Task to carry out: Write out all lines holding the word "color".

Information supplied:
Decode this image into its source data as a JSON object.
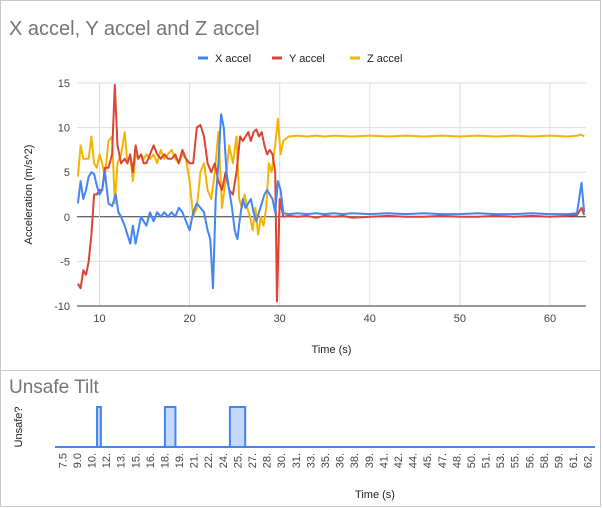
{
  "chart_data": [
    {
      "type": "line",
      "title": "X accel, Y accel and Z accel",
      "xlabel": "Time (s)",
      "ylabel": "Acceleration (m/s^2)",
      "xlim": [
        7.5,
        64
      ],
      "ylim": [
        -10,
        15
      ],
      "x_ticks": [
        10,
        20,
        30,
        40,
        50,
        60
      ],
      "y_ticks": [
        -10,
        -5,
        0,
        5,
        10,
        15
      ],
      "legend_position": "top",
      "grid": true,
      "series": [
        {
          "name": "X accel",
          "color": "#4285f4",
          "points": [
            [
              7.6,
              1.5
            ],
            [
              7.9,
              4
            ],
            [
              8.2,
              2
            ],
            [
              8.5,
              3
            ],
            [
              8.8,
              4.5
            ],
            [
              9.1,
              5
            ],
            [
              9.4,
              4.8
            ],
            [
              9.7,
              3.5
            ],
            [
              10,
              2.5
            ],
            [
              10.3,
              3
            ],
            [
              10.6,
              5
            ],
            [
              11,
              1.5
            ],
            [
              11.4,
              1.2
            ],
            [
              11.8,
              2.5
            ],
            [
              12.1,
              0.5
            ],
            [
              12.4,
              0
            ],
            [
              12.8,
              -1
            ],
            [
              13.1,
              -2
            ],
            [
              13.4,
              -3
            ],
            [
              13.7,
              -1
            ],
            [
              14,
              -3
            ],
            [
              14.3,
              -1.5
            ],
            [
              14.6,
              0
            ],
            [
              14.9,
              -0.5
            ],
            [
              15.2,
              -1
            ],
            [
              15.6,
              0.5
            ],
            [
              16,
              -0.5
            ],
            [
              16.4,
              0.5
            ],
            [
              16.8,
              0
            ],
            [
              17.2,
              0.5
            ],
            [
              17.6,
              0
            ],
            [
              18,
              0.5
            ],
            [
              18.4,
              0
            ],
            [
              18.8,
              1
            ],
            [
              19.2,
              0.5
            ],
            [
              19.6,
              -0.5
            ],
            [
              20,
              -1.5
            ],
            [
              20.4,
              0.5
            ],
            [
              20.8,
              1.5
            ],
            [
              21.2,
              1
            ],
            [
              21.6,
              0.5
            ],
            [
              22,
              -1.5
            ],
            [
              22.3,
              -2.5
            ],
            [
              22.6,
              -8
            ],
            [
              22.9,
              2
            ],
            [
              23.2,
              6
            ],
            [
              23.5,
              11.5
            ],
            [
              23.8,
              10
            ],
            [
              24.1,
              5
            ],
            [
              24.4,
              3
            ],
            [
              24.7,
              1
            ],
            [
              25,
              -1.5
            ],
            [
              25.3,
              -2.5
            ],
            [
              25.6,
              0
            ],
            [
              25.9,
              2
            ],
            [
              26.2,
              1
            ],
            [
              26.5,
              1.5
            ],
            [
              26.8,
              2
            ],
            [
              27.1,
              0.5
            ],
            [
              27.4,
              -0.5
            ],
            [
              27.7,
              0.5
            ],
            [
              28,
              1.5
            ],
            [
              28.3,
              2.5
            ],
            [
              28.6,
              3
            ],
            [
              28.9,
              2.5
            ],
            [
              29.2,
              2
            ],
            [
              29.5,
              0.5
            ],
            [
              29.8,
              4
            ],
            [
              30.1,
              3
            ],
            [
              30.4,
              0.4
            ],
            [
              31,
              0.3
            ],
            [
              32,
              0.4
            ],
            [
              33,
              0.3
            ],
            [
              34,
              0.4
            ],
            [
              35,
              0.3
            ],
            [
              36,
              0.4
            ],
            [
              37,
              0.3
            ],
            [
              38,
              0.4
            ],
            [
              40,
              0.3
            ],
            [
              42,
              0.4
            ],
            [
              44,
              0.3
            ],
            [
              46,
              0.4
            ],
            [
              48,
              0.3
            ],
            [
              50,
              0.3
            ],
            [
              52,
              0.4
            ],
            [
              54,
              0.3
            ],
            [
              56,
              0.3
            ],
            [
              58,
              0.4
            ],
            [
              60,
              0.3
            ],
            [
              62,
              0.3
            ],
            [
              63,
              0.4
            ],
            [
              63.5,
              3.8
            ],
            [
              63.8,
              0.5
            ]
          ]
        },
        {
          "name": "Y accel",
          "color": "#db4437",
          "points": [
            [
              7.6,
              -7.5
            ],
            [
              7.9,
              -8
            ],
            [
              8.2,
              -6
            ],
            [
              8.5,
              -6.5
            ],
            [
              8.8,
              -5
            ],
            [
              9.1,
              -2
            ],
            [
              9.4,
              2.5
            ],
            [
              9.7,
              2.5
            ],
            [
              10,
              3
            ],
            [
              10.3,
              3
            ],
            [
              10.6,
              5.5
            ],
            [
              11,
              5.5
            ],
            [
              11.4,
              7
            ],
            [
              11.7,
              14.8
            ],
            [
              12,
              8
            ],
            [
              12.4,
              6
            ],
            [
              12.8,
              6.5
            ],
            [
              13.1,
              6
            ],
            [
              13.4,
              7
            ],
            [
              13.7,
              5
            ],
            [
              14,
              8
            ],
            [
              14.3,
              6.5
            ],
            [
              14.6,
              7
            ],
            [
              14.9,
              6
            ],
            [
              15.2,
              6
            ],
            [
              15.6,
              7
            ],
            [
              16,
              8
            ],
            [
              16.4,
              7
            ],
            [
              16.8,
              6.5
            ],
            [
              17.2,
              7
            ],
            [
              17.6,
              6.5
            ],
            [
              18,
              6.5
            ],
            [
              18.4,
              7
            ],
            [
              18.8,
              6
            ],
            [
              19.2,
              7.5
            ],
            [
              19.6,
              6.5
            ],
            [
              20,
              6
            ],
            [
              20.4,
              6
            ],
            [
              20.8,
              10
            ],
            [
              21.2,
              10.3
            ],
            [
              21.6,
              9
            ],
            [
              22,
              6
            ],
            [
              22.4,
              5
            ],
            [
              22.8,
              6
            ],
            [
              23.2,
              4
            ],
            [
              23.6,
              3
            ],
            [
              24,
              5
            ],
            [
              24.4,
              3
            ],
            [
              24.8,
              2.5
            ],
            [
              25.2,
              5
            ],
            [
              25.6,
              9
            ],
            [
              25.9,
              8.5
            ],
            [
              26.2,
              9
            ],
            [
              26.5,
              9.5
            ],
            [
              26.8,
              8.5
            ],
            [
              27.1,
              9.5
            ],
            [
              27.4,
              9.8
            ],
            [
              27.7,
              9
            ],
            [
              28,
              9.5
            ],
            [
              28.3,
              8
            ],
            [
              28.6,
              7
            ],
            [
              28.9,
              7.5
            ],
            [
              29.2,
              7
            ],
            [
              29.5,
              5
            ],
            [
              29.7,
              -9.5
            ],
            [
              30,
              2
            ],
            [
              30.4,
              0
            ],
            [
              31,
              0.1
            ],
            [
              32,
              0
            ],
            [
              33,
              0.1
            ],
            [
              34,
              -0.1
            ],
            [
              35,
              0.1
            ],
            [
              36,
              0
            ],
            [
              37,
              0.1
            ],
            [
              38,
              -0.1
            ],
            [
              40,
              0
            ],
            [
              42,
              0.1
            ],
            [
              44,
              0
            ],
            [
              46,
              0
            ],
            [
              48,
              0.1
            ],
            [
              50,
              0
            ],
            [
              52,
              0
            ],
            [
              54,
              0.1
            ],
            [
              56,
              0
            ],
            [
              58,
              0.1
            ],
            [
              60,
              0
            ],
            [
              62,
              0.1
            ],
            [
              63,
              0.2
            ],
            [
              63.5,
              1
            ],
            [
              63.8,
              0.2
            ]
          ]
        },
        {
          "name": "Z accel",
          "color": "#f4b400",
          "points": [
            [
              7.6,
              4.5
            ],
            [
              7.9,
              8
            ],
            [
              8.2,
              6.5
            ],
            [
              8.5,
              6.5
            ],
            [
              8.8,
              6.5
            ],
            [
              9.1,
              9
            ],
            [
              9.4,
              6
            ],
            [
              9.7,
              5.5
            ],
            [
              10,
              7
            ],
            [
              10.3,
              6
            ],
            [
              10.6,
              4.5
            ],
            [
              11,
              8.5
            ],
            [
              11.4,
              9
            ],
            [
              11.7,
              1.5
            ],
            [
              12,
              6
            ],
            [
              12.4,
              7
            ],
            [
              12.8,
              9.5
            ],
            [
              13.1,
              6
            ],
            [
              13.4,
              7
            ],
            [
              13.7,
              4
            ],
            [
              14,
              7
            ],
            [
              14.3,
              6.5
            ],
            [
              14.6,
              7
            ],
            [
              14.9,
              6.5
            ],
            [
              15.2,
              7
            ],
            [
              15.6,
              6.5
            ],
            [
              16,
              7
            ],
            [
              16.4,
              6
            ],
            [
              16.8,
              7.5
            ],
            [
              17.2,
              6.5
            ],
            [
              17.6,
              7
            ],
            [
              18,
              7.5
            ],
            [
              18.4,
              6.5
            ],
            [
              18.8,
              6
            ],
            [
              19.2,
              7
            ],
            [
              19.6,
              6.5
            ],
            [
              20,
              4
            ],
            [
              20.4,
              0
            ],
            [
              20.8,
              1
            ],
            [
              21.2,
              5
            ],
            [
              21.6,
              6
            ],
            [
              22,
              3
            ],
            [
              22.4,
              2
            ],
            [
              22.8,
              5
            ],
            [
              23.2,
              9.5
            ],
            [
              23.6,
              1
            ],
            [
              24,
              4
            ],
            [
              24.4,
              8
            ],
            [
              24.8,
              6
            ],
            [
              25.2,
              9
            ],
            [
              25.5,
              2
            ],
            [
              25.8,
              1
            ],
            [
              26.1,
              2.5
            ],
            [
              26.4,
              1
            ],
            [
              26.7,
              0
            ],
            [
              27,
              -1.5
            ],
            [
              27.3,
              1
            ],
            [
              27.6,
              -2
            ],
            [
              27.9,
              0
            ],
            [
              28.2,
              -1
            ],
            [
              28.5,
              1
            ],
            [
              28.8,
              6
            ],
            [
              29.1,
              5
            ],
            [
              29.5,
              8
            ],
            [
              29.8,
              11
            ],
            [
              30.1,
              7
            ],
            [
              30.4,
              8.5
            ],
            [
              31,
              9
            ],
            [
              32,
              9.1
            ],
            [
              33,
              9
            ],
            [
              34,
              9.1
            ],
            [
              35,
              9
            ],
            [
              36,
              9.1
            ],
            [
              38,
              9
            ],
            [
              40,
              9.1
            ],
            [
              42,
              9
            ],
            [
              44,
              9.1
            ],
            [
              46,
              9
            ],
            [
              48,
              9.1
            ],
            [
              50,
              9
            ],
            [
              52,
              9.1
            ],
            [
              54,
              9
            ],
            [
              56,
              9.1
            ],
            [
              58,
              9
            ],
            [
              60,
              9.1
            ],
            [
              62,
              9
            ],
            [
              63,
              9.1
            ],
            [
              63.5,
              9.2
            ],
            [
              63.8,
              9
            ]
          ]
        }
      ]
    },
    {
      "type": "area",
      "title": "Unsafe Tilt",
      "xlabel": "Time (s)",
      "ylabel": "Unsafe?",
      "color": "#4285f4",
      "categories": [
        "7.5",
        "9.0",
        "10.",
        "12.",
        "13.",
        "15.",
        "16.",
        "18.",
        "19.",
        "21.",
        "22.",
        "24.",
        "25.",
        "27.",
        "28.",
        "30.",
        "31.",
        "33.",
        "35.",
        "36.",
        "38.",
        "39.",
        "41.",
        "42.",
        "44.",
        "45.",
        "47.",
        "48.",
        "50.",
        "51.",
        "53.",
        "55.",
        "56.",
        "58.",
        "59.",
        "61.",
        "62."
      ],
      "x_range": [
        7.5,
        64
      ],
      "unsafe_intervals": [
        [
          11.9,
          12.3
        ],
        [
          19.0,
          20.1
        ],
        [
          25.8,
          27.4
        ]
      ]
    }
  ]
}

Final result:
          "color": "#4285f4",
          "color": "#db4437",
          "color": "#f4b400",
      "color": "#4285f4",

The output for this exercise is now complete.